## WHAT NEEDS TO BE DONE
In the copy, keep every record exact and leave out all images.

#####

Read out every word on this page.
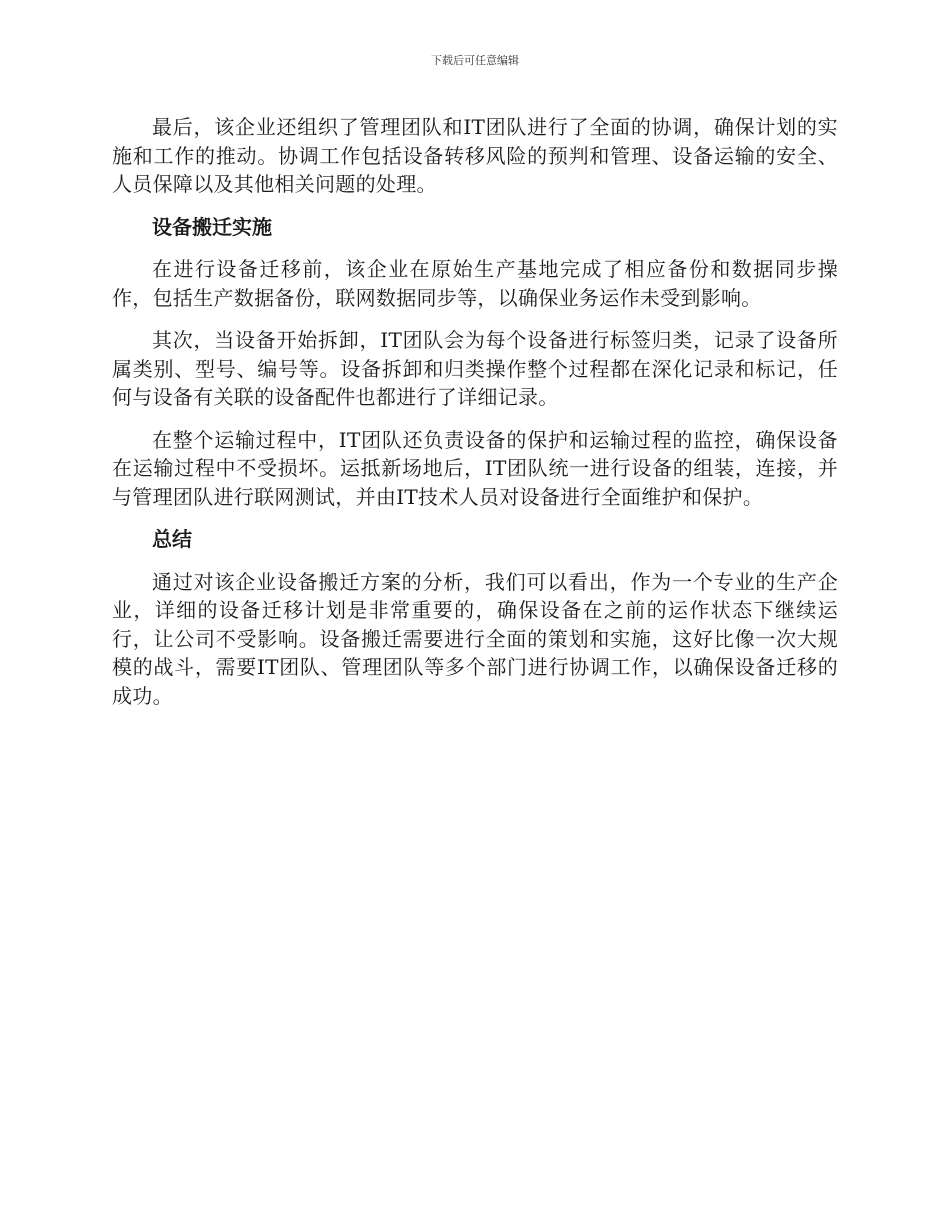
下载后可任意编辑

最后，该企业还组织了管理团队和IT团队进行了全面的协调，确保计划的实施和工作的推动。协调工作包括设备转移风险的预判和管理、设备运输的安全、人员保障以及其他相关问题的处理。

设备搬迁实施

在进行设备迁移前，该企业在原始生产基地完成了相应备份和数据同步操作，包括生产数据备份，联网数据同步等，以确保业务运作未受到影响。

其次，当设备开始拆卸，IT团队会为每个设备进行标签归类，记录了设备所属类别、型号、编号等。设备拆卸和归类操作整个过程都在深化记录和标记，任何与设备有关联的设备配件也都进行了详细记录。

在整个运输过程中，IT团队还负责设备的保护和运输过程的监控，确保设备在运输过程中不受损坏。运抵新场地后，IT团队统一进行设备的组装，连接，并与管理团队进行联网测试，并由IT技术人员对设备进行全面维护和保护。

总结

通过对该企业设备搬迁方案的分析，我们可以看出，作为一个专业的生产企业，详细的设备迁移计划是非常重要的，确保设备在之前的运作状态下继续运行，让公司不受影响。设备搬迁需要进行全面的策划和实施，这好比像一次大规模的战斗，需要IT团队、管理团队等多个部门进行协调工作，以确保设备迁移的成功。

#####

## SOLUTION
Read out every word on this page.
下载后可任意编辑

最后，该企业还组织了管理团队和IT团队进行了全面的协调，确保计划的实施和工作的推动。协调工作包括设备转移风险的预判和管理、设备运输的安全、人员保障以及其他相关问题的处理。

设备搬迁实施

在进行设备迁移前，该企业在原始生产基地完成了相应备份和数据同步操作，包括生产数据备份，联网数据同步等，以确保业务运作未受到影响。

其次，当设备开始拆卸，IT团队会为每个设备进行标签归类，记录了设备所属类别、型号、编号等。设备拆卸和归类操作整个过程都在深化记录和标记，任何与设备有关联的设备配件也都进行了详细记录。

在整个运输过程中，IT团队还负责设备的保护和运输过程的监控，确保设备在运输过程中不受损坏。运抵新场地后，IT团队统一进行设备的组装，连接，并与管理团队进行联网测试，并由IT技术人员对设备进行全面维护和保护。

总结

通过对该企业设备搬迁方案的分析，我们可以看出，作为一个专业的生产企业，详细的设备迁移计划是非常重要的，确保设备在之前的运作状态下继续运行，让公司不受影响。设备搬迁需要进行全面的策划和实施，这好比像一次大规模的战斗，需要IT团队、管理团队等多个部门进行协调工作，以确保设备迁移的成功。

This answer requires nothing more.